=== What is being asked ===
Copy out all the data, word for word.
=== Section Start ===
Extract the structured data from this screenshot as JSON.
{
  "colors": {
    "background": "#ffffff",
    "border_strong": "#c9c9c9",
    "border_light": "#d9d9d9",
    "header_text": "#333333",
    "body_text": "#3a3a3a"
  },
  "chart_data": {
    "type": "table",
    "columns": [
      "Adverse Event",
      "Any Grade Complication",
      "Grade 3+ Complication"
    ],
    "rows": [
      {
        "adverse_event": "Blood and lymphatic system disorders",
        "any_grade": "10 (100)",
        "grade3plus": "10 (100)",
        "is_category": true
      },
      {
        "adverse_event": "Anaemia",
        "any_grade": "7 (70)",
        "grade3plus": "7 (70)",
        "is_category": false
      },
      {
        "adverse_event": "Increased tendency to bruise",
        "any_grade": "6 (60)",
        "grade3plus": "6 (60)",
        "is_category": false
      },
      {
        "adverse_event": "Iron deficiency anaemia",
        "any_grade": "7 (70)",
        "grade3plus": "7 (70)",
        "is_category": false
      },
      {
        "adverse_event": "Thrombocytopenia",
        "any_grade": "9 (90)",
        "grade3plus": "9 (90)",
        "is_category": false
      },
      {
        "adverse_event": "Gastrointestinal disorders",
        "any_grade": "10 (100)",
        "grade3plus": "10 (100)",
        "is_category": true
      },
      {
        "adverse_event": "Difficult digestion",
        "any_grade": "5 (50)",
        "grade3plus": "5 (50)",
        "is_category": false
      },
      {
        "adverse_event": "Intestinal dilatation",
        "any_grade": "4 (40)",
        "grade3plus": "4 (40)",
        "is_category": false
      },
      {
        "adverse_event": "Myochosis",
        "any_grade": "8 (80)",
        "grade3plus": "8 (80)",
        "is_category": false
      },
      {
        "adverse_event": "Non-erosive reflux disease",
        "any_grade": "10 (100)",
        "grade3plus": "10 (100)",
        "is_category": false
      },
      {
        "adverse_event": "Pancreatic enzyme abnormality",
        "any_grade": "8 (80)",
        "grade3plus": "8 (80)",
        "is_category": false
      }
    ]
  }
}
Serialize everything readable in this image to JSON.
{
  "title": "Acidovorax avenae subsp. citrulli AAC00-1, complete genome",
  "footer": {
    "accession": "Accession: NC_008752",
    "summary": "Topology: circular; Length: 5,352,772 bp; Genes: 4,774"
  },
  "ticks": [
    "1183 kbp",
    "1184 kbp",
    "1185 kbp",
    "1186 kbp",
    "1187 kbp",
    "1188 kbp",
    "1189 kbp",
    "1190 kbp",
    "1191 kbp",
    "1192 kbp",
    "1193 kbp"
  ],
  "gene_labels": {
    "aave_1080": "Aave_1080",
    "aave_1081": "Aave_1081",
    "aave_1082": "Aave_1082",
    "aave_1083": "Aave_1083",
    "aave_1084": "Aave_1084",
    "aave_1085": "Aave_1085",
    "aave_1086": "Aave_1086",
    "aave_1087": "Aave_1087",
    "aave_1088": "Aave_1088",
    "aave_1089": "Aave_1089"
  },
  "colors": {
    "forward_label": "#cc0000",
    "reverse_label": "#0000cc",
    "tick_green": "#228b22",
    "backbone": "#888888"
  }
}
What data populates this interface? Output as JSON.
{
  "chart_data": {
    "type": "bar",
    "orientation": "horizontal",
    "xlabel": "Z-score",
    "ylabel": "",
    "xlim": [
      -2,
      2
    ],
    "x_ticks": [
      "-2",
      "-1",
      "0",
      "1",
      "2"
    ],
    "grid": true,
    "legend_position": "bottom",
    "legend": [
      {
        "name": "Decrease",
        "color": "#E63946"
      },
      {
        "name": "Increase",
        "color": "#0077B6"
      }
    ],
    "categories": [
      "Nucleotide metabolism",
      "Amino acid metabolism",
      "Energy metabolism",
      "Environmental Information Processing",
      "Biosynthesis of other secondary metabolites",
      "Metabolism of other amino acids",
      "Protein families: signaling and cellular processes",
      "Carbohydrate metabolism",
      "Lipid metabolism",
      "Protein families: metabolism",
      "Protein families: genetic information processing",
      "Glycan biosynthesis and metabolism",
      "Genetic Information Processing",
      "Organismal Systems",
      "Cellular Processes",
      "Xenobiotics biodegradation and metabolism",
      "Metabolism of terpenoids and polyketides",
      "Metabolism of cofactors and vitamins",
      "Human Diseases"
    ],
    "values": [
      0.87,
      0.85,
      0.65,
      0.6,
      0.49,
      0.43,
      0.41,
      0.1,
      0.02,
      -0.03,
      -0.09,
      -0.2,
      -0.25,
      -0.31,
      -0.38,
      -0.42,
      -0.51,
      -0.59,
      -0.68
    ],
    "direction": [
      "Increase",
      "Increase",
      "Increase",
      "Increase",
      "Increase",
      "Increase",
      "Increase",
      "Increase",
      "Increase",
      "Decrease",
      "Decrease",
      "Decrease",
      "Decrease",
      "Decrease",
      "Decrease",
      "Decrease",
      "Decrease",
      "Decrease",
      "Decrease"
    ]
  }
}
=== Section End ===
=== Exercise result ===
Extract the structured data from this screenshot as JSON.
{
  "colors": {
    "background": "#ffffff",
    "border_strong": "#c9c9c9",
    "border_light": "#d9d9d9",
    "header_text": "#333333",
    "body_text": "#3a3a3a"
  },
  "chart_data": {
    "type": "table",
    "columns": [
      "Adverse Event",
      "Any Grade Complication",
      "Grade 3+ Complication"
    ],
    "rows": [
      {
        "adverse_event": "Blood and lymphatic system disorders",
        "any_grade": "10 (100)",
        "grade3plus": "10 (100)",
        "is_category": true
      },
      {
        "adverse_event": "Anaemia",
        "any_grade": "7 (70)",
        "grade3plus": "7 (70)",
        "is_category": false
      },
      {
        "adverse_event": "Increased tendency to bruise",
        "any_grade": "6 (60)",
        "grade3plus": "6 (60)",
        "is_category": false
      },
      {
        "adverse_event": "Iron deficiency anaemia",
        "any_grade": "7 (70)",
        "grade3plus": "7 (70)",
        "is_category": false
      },
      {
        "adverse_event": "Thrombocytopenia",
        "any_grade": "9 (90)",
        "grade3plus": "9 (90)",
        "is_category": false
      },
      {
        "adverse_event": "Gastrointestinal disorders",
        "any_grade": "10 (100)",
        "grade3plus": "10 (100)",
        "is_category": true
      },
      {
        "adverse_event": "Difficult digestion",
        "any_grade": "5 (50)",
        "grade3plus": "5 (50)",
        "is_category": false
      },
      {
        "adverse_event": "Intestinal dilatation",
        "any_grade": "4 (40)",
        "grade3plus": "4 (40)",
        "is_category": false
      },
      {
        "adverse_event": "Myochosis",
        "any_grade": "8 (80)",
        "grade3plus": "8 (80)",
        "is_category": false
      },
      {
        "adverse_event": "Non-erosive reflux disease",
        "any_grade": "10 (100)",
        "grade3plus": "10 (100)",
        "is_category": false
      },
      {
        "adverse_event": "Pancreatic enzyme abnormality",
        "any_grade": "8 (80)",
        "grade3plus": "8 (80)",
        "is_category": false
      }
    ]
  }
}
Serialize everything readable in this image to JSON.
{
  "title": "Acidovorax avenae subsp. citrulli AAC00-1, complete genome",
  "footer": {
    "accession": "Accession: NC_008752",
    "summary": "Topology: circular; Length: 5,352,772 bp; Genes: 4,774"
  },
  "ticks": [
    "1183 kbp",
    "1184 kbp",
    "1185 kbp",
    "1186 kbp",
    "1187 kbp",
    "1188 kbp",
    "1189 kbp",
    "1190 kbp",
    "1191 kbp",
    "1192 kbp",
    "1193 kbp"
  ],
  "gene_labels": {
    "aave_1080": "Aave_1080",
    "aave_1081": "Aave_1081",
    "aave_1082": "Aave_1082",
    "aave_1083": "Aave_1083",
    "aave_1084": "Aave_1084",
    "aave_1085": "Aave_1085",
    "aave_1086": "Aave_1086",
    "aave_1087": "Aave_1087",
    "aave_1088": "Aave_1088",
    "aave_1089": "Aave_1089"
  },
  "colors": {
    "forward_label": "#cc0000",
    "reverse_label": "#0000cc",
    "tick_green": "#228b22",
    "backbone": "#888888"
  }
}
What data populates this interface? Output as JSON.
{
  "chart_data": {
    "type": "bar",
    "orientation": "horizontal",
    "xlabel": "Z-score",
    "ylabel": "",
    "xlim": [
      -2,
      2
    ],
    "x_ticks": [
      "-2",
      "-1",
      "0",
      "1",
      "2"
    ],
    "grid": true,
    "legend_position": "bottom",
    "legend": [
      {
        "name": "Decrease",
        "color": "#E63946"
      },
      {
        "name": "Increase",
        "color": "#0077B6"
      }
    ],
    "categories": [
      "Nucleotide metabolism",
      "Amino acid metabolism",
      "Energy metabolism",
      "Environmental Information Processing",
      "Biosynthesis of other secondary metabolites",
      "Metabolism of other amino acids",
      "Protein families: signaling and cellular processes",
      "Carbohydrate metabolism",
      "Lipid metabolism",
      "Protein families: metabolism",
      "Protein families: genetic information processing",
      "Glycan biosynthesis and metabolism",
      "Genetic Information Processing",
      "Organismal Systems",
      "Cellular Processes",
      "Xenobiotics biodegradation and metabolism",
      "Metabolism of terpenoids and polyketides",
      "Metabolism of cofactors and vitamins",
      "Human Diseases"
    ],
    "values": [
      0.87,
      0.85,
      0.65,
      0.6,
      0.49,
      0.43,
      0.41,
      0.1,
      0.02,
      -0.03,
      -0.09,
      -0.2,
      -0.25,
      -0.31,
      -0.38,
      -0.42,
      -0.51,
      -0.59,
      -0.68
    ],
    "direction": [
      "Increase",
      "Increase",
      "Increase",
      "Increase",
      "Increase",
      "Increase",
      "Increase",
      "Increase",
      "Increase",
      "Decrease",
      "Decrease",
      "Decrease",
      "Decrease",
      "Decrease",
      "Decrease",
      "Decrease",
      "Decrease",
      "Decrease",
      "Decrease"
    ]
  }
}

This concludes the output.